Valera, Juan

Valera, Juan (Cabra, 1824–Madrid, 1905)

Escritor, político y traductor en lengua castellana. Tras varios años en la carrera diplomática, se estableció en Madrid (1858), donde llevó a cabo actividades políticas. Fue diputado y miembro de la Reales Academias Española y de Ciencias Morales y Políticas. Colaboró, desde su juventud, en varios periódicos y revistas, y publicó distintos volúmenes de estudios sobre pensamiento, religión y literatura. Como autor dio varias piezas de teatro, distintos libros de poemas y, sobre todo, cuentos y novelas, entre ellas Pepita Jiménez (1874), El comendador Mendoza (1877), Doña Luz (1879), Juanita la Larga (1895) y Morsamor (1899). Ya en sus años escolares había adquirido soltura en el manejo del francés, el latín, el griego y, posiblemente, el inglés. Sus estancias diplomáticas en Italia, Portugal, Brasil, Rusia, Alemania, Estados Unidos e Imperio austrohúngaro le hicieron familiarizarse con las respectivas lenguas y literaturas de dichos Estados, como queda demostrado por multitud de referencias en sus obras y en su correspondencia.

Entre las traducciones de Valera, están las que consideró de pública utilidad para el aumento del saber o la moral de los españoles contemporáneos y las que le suscitaban un placer estético personal semejante al de sus obras de creación. La traducción que obedece a motivos patrióticos, aparte de dos breves textos –la reseña alemana que había publicado Ferdinand Wolf sobre el libro de Malo de Molina dedicado a Rodrigo el Campeador (en La América de 24 de abril de 1859) o el artículo proespañol en el que el hispanista Fitzmaurice–Kelly tomaba cartas sobre «La cuestión cubana» (Revista Política Ibero–Americana de 15 de enero de 1897)– es la de la obra de Adolf Friedrich von Schack Poesía y arte de los árabes en España y Sicilia, cuyos tres volúmenes se publicaron entre 1867 y 1871 (M., Rivadeneyra) y conocieron varias reediciones (la más reciente la de M., Hiperión, 1988). La historia de este trabajo está muy bien documentada en la correspondencia: resulta claro que había decidido personalmente la traducción, sin que hubiera mediado ninguna persona o institución. En la traducción discute muchas afirmaciones históricas del autor alemán en extensas notas a pie de página y traslada muchos de los poemas que Schack había vertido del árabe con el peculiar sentido de la apropiación literaria con el que tantas veces justifica la libre versión de la poesía lírica.

REQUISITOS DE TAREAS:
1. Responde según la nota sobre Juan Valera:
(a) ¿En qué año se estableció Valera en Madrid?
(b) ¿Qué lenguas manejaba ya con soltura en sus años escolares?
(c) ¿Entre qué años se publicaron los tres volúmenes de su traducción de la obra de Schack?
2. Prolonga la nota sobre Juan Valera a partir de su última frase.

INFORMACIÓN PROPORCIONADA:
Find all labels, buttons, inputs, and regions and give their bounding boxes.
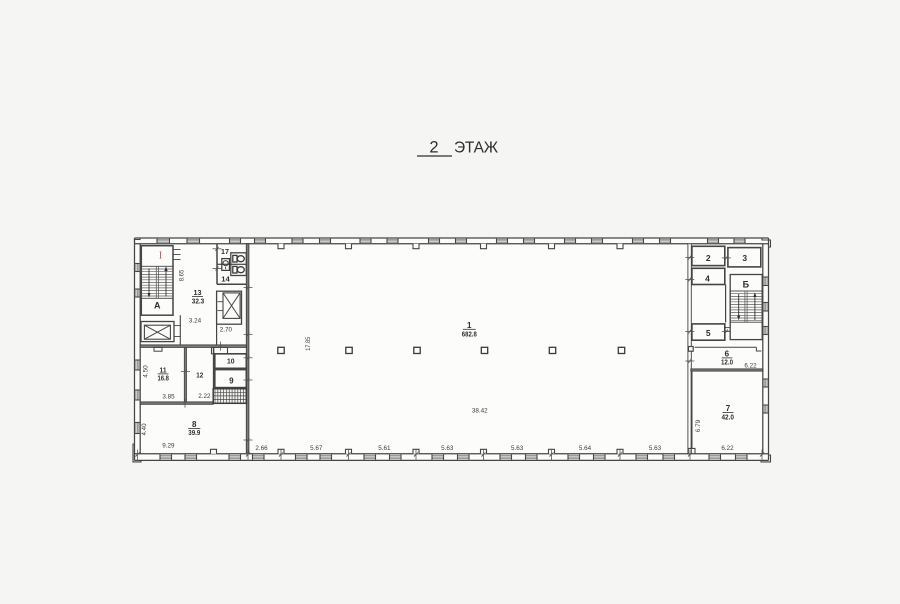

RESPUESTAS POR TAREA:
1.
(a) En 1858.
(b) El francés, el latín, el griego y, posiblemente, el inglés.
(c) Entre 1867 y 1871.

2.
Valera practicó la técnica de la adaptación del texto original, y lo mismo se permitió en su traducción de mayor alcance de un texto antiguo, Dafnis y Cloe de Longo. Tras varios años de trabajo, publicó el volumen en 1880 (M., Aribau y Cía), aun cuando el nombre del traductor no apareció hasta la edición de 1900 (M., Fernando Fé). La versión se acompañaba de introducción y notas interesantes para situar en su justo lugar las ideas de Valera sobre la traducción, para la que, en este caso, se sirvió de las versiones y comentos de los helenistas que le habían precedido, singularmente de Amyot y Courier. La crítica posterior ha subrayado las libertades que se tomó el traductor, al tiempo que ha reconocido la elegancia de prosa que supone su versión.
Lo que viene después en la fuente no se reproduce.